Nel primo trimestre del 2026 la pressione fiscale sale al 37,6%, in aumento di 0,3 punti percentuali su base annua. Secondo l’Istat migliorano il reddito disponibile e il potere d’acquisto delle famiglie, mentre aumenta anche la propensione al risparmio. Sul fronte delle imprese diminuiscono i margini di profitto, ma cresce il tasso di investimento. Migliora inoltre il deficit delle Amministrazioni pubbliche rispetto allo stesso periodo del 2025
Dati incoraggianti per l’economia italiana dall’ultimo report Istat che mostra segni di tenuta del risparmio e del potere di acquisto delle famiglie. Nel primo trimestre del 2026 la pressione fiscale si è attestata al 37,6%, con un incremento di 0,3 punti percentuali rispetto allo stesso periodo dello scorso anno. Il dato emerge dal rapporto dell’Istat sui conti trimestrali delle Amministrazioni pubbliche e sulle stime relative a famiglie e società.
Famiglie: aumentano reddito, consumi e risparmio
L’istituto di statistica evidenzia un miglioramento delle condizioni economiche delle famiglie consumatrici. Il reddito disponibile è cresciuto dell’1,6% rispetto al trimestre precedente, mentre i consumi finali hanno registrato un aumento dell’1,4%. La crescita del reddito, superiore a quella della spesa, ha consentito un rafforzamento della capacità di risparmio. La propensione al risparmio è infatti salita all’8,0%, con un incremento di 0,2 punti percentuali rispetto ai tre mesi precedenti. Anche il potere d’acquisto delle famiglie è migliorato: a fronte di un aumento dello 0,8% del deflatore implicito dei consumi, il reddito reale disponibile è cresciuto dello 0,8% su base congiunturale.
Imprese: margini in calo ma investimenti in crescita
Per quanto riguarda le società non finanziarie, il primo trimestre evidenzia una riduzione della redditività dopo il recupero registrato nella parte finale del 2025. La quota di profitto si è attestata al 42,8%, in diminuzione di 0,5 punti percentuali rispetto al trimestre precedente. Parallelamente, però, le imprese hanno continuato a investire: il tasso di investimento è salito al 24,9%, con un incremento di 0,3 punti percentuali rispetto ai tre mesi precedenti.
- - - - - - -
Consegne:
A) Elenca, nell'ordine in cui compaiono, tutti i valori distinti scritti con il simbolo % nel testo sulla pressione fiscale.
B) Prosegui, per favore, il testo sulla pressione fiscale a partire dall'ultima frase riportata.
- - - - - - -
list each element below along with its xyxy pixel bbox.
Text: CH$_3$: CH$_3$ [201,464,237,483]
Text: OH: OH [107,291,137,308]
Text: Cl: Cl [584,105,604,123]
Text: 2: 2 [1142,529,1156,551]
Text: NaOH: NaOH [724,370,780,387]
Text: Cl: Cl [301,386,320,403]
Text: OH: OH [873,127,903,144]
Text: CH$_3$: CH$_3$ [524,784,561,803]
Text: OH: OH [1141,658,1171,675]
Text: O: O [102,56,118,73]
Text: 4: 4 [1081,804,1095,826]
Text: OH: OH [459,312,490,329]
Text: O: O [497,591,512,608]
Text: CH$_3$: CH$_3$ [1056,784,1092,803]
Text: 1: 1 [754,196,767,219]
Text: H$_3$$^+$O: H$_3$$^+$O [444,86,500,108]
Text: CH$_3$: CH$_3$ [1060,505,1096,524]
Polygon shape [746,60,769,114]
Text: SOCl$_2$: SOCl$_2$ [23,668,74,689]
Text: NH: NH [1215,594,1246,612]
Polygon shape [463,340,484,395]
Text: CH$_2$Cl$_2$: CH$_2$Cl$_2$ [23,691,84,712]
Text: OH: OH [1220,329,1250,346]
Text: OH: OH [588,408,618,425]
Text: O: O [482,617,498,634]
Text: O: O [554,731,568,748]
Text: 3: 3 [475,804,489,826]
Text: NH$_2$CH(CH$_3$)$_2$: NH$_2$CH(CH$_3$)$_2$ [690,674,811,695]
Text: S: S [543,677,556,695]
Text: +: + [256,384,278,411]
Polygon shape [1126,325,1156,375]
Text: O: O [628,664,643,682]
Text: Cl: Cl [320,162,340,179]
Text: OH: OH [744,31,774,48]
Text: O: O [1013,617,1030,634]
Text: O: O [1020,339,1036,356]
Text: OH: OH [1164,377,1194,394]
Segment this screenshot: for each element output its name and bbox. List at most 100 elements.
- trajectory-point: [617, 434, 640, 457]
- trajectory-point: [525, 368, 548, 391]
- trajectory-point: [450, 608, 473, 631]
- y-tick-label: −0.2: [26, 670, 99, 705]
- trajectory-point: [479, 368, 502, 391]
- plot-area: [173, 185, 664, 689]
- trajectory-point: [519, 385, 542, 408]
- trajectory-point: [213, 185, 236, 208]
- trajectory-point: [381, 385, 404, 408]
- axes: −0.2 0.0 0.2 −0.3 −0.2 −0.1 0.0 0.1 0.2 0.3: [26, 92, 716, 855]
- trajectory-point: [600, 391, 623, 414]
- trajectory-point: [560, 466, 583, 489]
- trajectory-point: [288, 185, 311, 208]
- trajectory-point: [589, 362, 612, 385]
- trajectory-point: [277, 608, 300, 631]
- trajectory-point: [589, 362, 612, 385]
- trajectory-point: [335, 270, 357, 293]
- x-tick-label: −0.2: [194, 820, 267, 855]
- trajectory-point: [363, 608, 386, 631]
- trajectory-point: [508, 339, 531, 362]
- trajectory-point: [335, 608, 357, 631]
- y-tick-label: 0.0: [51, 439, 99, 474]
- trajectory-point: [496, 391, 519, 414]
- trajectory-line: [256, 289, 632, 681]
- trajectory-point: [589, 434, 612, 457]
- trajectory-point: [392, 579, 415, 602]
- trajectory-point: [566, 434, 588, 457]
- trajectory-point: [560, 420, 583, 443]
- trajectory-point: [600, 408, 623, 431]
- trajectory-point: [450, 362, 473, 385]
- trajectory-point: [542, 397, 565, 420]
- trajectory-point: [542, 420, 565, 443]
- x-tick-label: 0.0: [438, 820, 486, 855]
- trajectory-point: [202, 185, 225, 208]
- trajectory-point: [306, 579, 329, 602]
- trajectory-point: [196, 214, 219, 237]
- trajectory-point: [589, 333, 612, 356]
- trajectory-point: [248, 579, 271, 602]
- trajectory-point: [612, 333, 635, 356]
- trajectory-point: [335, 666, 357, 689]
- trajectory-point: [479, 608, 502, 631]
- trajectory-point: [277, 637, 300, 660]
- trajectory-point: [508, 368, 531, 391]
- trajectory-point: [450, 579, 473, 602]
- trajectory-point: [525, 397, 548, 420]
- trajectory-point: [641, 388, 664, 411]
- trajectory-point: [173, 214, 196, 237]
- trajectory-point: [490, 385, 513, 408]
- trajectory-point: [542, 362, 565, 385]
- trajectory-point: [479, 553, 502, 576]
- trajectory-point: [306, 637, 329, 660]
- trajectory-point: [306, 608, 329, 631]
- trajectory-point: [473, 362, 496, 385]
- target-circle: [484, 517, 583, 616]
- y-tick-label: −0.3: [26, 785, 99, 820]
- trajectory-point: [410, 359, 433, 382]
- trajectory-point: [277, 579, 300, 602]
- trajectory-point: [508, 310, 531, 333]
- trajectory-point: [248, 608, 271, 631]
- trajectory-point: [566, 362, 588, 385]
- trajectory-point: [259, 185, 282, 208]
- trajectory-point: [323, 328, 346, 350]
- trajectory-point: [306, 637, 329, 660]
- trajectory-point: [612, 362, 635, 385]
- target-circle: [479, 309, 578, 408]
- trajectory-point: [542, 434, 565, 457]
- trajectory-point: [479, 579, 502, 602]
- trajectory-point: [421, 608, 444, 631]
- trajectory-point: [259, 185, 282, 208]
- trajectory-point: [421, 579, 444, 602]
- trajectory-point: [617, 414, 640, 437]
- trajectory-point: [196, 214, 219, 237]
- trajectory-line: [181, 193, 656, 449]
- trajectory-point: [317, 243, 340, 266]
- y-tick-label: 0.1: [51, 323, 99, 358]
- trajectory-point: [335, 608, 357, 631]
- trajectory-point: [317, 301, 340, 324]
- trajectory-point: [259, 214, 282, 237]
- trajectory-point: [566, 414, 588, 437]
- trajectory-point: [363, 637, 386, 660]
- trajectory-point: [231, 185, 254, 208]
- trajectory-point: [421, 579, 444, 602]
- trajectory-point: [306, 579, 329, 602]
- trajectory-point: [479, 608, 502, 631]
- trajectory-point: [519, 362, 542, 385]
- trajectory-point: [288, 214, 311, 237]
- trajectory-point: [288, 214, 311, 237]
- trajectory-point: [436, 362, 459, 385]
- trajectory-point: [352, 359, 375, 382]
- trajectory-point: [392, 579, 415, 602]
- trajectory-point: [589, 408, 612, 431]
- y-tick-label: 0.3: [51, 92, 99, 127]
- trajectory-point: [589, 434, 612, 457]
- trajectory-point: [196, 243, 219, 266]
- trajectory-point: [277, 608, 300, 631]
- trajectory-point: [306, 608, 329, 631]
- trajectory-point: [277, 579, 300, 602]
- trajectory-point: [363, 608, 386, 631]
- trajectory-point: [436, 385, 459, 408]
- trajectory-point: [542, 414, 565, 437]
- - - - - - -
Risposte:
A) 37,6%; 1,6%; 1,4%; 8,0%; 0,8%; 42,8%; 24,9%

B)
Conti pubblici: deficit in miglioramento
L’Istat rileva anche un miglioramento dei principali indicatori di finanza pubblica. Nel primo trimestre del 2026 l’indebitamento netto delle Amministrazioni pubbliche è stato pari al 7,8% del Pil, in miglioramento rispetto al -8,4% registrato nello stesso periodo del 2025. Anche il saldo primario, che esclude la spesa per interessi, resta negativo ma migliora passando dal -4,7% al -4,4% del Pil. Analogo andamento per il saldo corrente, che si attesta al -2,9% del Pil, rispetto al -3,3% del primo trimestre dello scorso anno.
Il quadro economico
I dati delineano un quadro nel complesso favorevole per l’economia italiana. Le famiglie beneficiano di un incremento del reddito reale e del potere d’acquisto, riuscendo allo stesso tempo ad aumentare il livello di risparmio senza comprimere i consumi. Sul versante delle imprese, la lieve contrazione dei margini di profitto appare compensata da una maggiore propensione agli investimenti, segnale di fiducia nelle prospettive produttive. Anche il miglioramento dei conti pubblici rappresenta un elemento positivo, sebbene la pressione fiscale rimanga elevata e continui a rappresentare un fattore di attenzione per la crescita economica nel corso del 2026.